» **TASK DESCRIPTION**:
Repeat every one of the entries below word for word, leaving out the pictures.

Listings of boxed layout items
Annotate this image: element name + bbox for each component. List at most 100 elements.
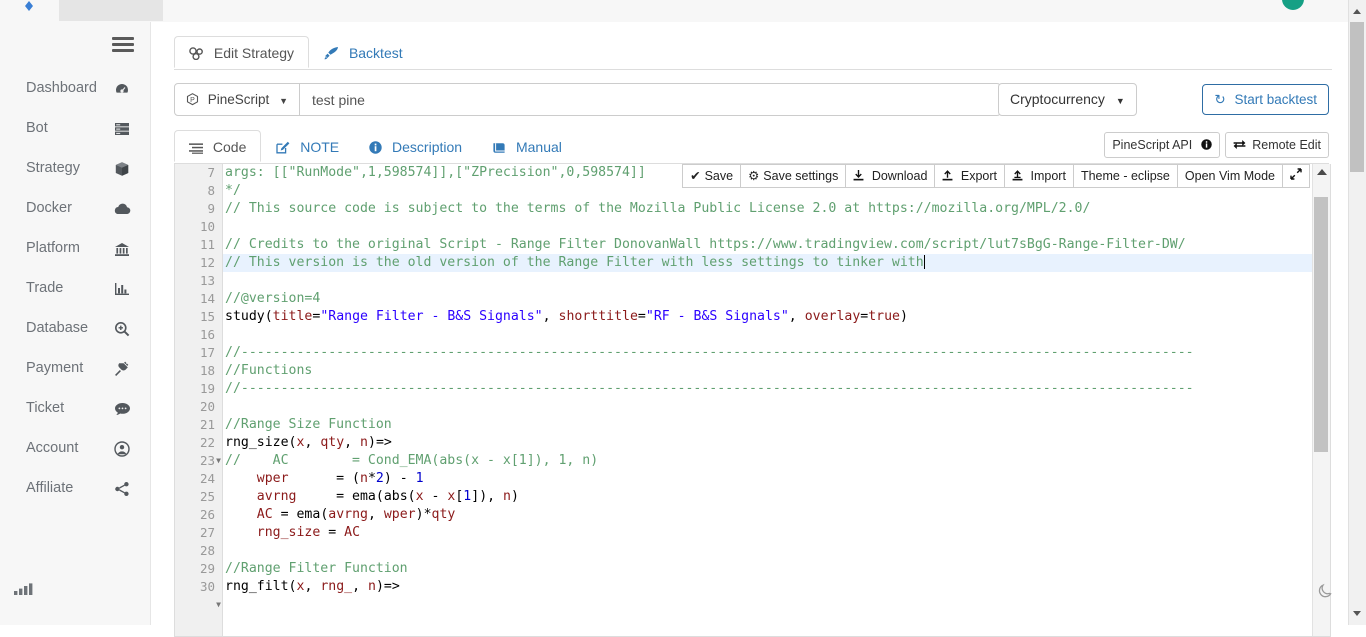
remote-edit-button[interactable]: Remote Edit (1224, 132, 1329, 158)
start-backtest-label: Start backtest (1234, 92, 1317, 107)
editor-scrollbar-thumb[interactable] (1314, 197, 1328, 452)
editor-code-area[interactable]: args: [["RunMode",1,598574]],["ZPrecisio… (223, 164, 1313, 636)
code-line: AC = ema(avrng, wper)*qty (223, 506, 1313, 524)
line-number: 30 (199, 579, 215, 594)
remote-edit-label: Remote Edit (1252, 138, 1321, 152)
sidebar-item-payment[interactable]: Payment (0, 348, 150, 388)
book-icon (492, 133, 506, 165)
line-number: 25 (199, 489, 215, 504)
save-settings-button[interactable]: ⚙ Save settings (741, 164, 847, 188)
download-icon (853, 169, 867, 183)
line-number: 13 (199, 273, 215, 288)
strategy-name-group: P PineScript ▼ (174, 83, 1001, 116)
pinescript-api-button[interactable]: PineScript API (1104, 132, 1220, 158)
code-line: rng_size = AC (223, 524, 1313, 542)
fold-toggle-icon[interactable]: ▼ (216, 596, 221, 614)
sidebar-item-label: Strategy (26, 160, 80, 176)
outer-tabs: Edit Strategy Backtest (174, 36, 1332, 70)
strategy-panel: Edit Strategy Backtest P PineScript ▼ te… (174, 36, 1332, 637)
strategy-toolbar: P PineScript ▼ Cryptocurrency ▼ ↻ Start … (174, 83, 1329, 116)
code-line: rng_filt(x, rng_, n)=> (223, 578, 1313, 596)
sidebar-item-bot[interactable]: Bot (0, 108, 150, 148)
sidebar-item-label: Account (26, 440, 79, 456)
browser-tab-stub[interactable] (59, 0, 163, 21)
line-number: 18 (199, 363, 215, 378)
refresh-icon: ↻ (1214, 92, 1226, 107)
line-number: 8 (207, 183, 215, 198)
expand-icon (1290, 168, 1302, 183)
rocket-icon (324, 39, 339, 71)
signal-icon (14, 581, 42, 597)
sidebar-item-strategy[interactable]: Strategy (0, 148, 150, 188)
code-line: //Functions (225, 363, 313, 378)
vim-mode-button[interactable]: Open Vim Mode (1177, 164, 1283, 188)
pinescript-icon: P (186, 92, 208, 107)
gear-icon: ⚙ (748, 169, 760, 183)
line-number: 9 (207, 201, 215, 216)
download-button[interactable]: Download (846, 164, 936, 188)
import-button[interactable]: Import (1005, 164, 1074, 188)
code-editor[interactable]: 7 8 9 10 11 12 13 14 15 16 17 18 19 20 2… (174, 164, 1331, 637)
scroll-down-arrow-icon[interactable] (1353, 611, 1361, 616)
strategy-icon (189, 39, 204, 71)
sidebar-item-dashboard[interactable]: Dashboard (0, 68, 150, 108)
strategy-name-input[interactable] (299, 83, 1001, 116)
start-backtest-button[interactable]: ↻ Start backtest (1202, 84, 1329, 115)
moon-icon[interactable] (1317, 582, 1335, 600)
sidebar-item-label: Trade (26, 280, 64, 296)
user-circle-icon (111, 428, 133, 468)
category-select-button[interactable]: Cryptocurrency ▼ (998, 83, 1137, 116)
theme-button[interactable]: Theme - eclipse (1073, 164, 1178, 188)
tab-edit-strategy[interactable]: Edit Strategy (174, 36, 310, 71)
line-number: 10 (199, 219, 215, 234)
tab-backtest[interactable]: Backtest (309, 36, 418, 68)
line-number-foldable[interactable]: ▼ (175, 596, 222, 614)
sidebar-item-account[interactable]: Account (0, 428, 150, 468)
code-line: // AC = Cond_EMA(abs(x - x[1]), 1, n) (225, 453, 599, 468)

» **OUTPUT FOR THIS EXERCISE**:
Annotate this image: element name + bbox for each component. List at most 100 elements.
remote-edit-button[interactable]: Remote Edit (1224, 132, 1329, 158)
start-backtest-label: Start backtest (1234, 92, 1317, 107)
editor-scrollbar-thumb[interactable] (1314, 197, 1328, 452)
editor-code-area[interactable]: args: [["RunMode",1,598574]],["ZPrecisio… (223, 164, 1313, 636)
code-line: AC = ema(avrng, wper)*qty (223, 506, 1313, 524)
line-number: 30 (199, 579, 215, 594)
remote-edit-label: Remote Edit (1252, 138, 1321, 152)
sidebar-item-payment[interactable]: Payment (0, 348, 150, 388)
book-icon (492, 133, 506, 165)
line-number: 25 (199, 489, 215, 504)
save-settings-button[interactable]: ⚙ Save settings (741, 164, 847, 188)
download-icon (853, 169, 867, 183)
line-number: 13 (199, 273, 215, 288)
strategy-name-group: P PineScript ▼ (174, 83, 1001, 116)
pinescript-api-button[interactable]: PineScript API (1104, 132, 1220, 158)
code-line: rng_size = AC (223, 524, 1313, 542)
fold-toggle-icon[interactable]: ▼ (216, 596, 221, 614)
sidebar-item-label: Strategy (26, 160, 80, 176)
outer-tabs: Edit Strategy Backtest (174, 36, 1332, 70)
strategy-panel: Edit Strategy Backtest P PineScript ▼ te… (174, 36, 1332, 637)
strategy-toolbar: P PineScript ▼ Cryptocurrency ▼ ↻ Start … (174, 83, 1329, 116)
code-line: rng_filt(x, rng_, n)=> (223, 578, 1313, 596)
sidebar-item-bot[interactable]: Bot (0, 108, 150, 148)
sidebar-item-label: Account (26, 440, 79, 456)
browser-tab-stub[interactable] (59, 0, 163, 21)
line-number: 18 (199, 363, 215, 378)
refresh-icon: ↻ (1214, 92, 1226, 107)
line-number: 8 (207, 183, 215, 198)
expand-icon (1290, 168, 1302, 183)
rocket-icon (324, 39, 339, 71)
signal-icon (14, 581, 42, 597)
sidebar-item-strategy[interactable]: Strategy (0, 148, 150, 188)
code-line: //Functions (225, 363, 313, 378)
vim-mode-button[interactable]: Open Vim Mode (1177, 164, 1283, 188)
pinescript-icon: P (186, 92, 208, 107)
gear-icon: ⚙ (748, 169, 760, 183)
line-number: 9 (207, 201, 215, 216)
download-button[interactable]: Download (846, 164, 936, 188)
import-button[interactable]: Import (1005, 164, 1074, 188)
code-editor[interactable]: 7 8 9 10 11 12 13 14 15 16 17 18 19 20 2… (174, 164, 1331, 637)
scroll-down-arrow-icon[interactable] (1353, 611, 1361, 616)
strategy-icon (189, 39, 204, 71)
sidebar-item-dashboard[interactable]: Dashboard (0, 68, 150, 108)
strategy-name-input[interactable] (299, 83, 1001, 116)
start-backtest-button[interactable]: ↻ Start backtest (1202, 84, 1329, 115)
moon-icon[interactable] (1317, 582, 1335, 600)
sidebar-item-label: Trade (26, 280, 64, 296)
user-circle-icon (111, 428, 133, 468)
category-select-button[interactable]: Cryptocurrency ▼ (998, 83, 1137, 116)
theme-button[interactable]: Theme - eclipse (1073, 164, 1178, 188)
tab-edit-strategy[interactable]: Edit Strategy (174, 36, 310, 71)
line-number: 10 (199, 219, 215, 234)
tab-backtest[interactable]: Backtest (309, 36, 418, 68)
line-number-foldable[interactable]: ▼ (175, 596, 222, 614)
sidebar-item-account[interactable]: Account (0, 428, 150, 468)
code-line: // AC = Cond_EMA(abs(x - x[1]), 1, n) (225, 453, 599, 468)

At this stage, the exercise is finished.